AIM: Copy out each line of the material below with no changes.

* START DATA SUPPLIED *

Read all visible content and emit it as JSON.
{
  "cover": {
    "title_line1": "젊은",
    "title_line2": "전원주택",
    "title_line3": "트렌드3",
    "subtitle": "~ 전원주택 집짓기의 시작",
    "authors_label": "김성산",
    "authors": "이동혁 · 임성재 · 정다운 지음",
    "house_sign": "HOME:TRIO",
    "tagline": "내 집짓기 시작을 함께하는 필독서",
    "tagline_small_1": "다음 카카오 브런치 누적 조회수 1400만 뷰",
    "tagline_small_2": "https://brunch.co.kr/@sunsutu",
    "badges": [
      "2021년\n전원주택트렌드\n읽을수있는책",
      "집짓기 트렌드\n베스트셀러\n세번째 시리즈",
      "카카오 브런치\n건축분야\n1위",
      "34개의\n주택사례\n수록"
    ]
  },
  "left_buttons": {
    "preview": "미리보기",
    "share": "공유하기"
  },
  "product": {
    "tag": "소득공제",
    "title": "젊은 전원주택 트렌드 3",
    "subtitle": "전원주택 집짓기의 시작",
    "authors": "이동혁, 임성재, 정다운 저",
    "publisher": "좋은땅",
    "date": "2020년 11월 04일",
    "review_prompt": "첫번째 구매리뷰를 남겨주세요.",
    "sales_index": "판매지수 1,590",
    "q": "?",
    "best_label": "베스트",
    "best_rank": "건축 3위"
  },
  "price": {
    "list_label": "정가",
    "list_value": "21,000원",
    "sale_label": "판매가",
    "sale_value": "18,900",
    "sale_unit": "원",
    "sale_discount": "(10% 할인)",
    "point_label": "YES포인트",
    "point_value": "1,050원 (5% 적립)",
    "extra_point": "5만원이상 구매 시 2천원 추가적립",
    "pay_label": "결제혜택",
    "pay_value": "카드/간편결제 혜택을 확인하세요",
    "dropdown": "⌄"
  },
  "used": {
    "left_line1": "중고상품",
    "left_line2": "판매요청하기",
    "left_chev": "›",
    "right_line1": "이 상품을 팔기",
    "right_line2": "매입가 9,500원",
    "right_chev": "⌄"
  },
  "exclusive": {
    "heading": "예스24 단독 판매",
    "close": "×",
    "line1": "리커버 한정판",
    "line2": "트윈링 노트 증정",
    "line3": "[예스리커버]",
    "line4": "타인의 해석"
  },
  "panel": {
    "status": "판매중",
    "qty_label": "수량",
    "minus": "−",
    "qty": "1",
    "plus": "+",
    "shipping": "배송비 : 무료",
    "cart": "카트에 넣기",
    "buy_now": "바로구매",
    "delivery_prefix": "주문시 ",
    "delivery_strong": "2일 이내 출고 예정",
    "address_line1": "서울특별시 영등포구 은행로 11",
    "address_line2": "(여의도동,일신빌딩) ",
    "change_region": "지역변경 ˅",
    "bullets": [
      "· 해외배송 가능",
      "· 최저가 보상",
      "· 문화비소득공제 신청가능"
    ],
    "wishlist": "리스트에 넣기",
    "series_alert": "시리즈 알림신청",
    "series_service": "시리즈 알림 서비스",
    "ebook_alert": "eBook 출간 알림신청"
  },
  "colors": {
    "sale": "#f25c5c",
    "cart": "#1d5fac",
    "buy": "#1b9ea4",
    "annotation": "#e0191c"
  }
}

* END DATA SUPPLIED *

ANSWER FOR THIS EXERCISE:
Read all visible content and emit it as JSON.
{
  "cover": {
    "title_line1": "젊은",
    "title_line2": "전원주택",
    "title_line3": "트렌드3",
    "subtitle": "~ 전원주택 집짓기의 시작",
    "authors_label": "김성산",
    "authors": "이동혁 · 임성재 · 정다운 지음",
    "house_sign": "HOME:TRIO",
    "tagline": "내 집짓기 시작을 함께하는 필독서",
    "tagline_small_1": "다음 카카오 브런치 누적 조회수 1400만 뷰",
    "tagline_small_2": "https://brunch.co.kr/@sunsutu",
    "badges": [
      "2021년\n전원주택트렌드\n읽을수있는책",
      "집짓기 트렌드\n베스트셀러\n세번째 시리즈",
      "카카오 브런치\n건축분야\n1위",
      "34개의\n주택사례\n수록"
    ]
  },
  "left_buttons": {
    "preview": "미리보기",
    "share": "공유하기"
  },
  "product": {
    "tag": "소득공제",
    "title": "젊은 전원주택 트렌드 3",
    "subtitle": "전원주택 집짓기의 시작",
    "authors": "이동혁, 임성재, 정다운 저",
    "publisher": "좋은땅",
    "date": "2020년 11월 04일",
    "review_prompt": "첫번째 구매리뷰를 남겨주세요.",
    "sales_index": "판매지수 1,590",
    "q": "?",
    "best_label": "베스트",
    "best_rank": "건축 3위"
  },
  "price": {
    "list_label": "정가",
    "list_value": "21,000원",
    "sale_label": "판매가",
    "sale_value": "18,900",
    "sale_unit": "원",
    "sale_discount": "(10% 할인)",
    "point_label": "YES포인트",
    "point_value": "1,050원 (5% 적립)",
    "extra_point": "5만원이상 구매 시 2천원 추가적립",
    "pay_label": "결제혜택",
    "pay_value": "카드/간편결제 혜택을 확인하세요",
    "dropdown": "⌄"
  },
  "used": {
    "left_line1": "중고상품",
    "left_line2": "판매요청하기",
    "left_chev": "›",
    "right_line1": "이 상품을 팔기",
    "right_line2": "매입가 9,500원",
    "right_chev": "⌄"
  },
  "exclusive": {
    "heading": "예스24 단독 판매",
    "close": "×",
    "line1": "리커버 한정판",
    "line2": "트윈링 노트 증정",
    "line3": "[예스리커버]",
    "line4": "타인의 해석"
  },
  "panel": {
    "status": "판매중",
    "qty_label": "수량",
    "minus": "−",
    "qty": "1",
    "plus": "+",
    "shipping": "배송비 : 무료",
    "cart": "카트에 넣기",
    "buy_now": "바로구매",
    "delivery_prefix": "주문시 ",
    "delivery_strong": "2일 이내 출고 예정",
    "address_line1": "서울특별시 영등포구 은행로 11",
    "address_line2": "(여의도동,일신빌딩) ",
    "change_region": "지역변경 ˅",
    "bullets": [
      "· 해외배송 가능",
      "· 최저가 보상",
      "· 문화비소득공제 신청가능"
    ],
    "wishlist": "리스트에 넣기",
    "series_alert": "시리즈 알림신청",
    "series_service": "시리즈 알림 서비스",
    "ebook_alert": "eBook 출간 알림신청"
  },
  "colors": {
    "sale": "#f25c5c",
    "cart": "#1d5fac",
    "buy": "#1b9ea4",
    "annotation": "#e0191c"
  }
}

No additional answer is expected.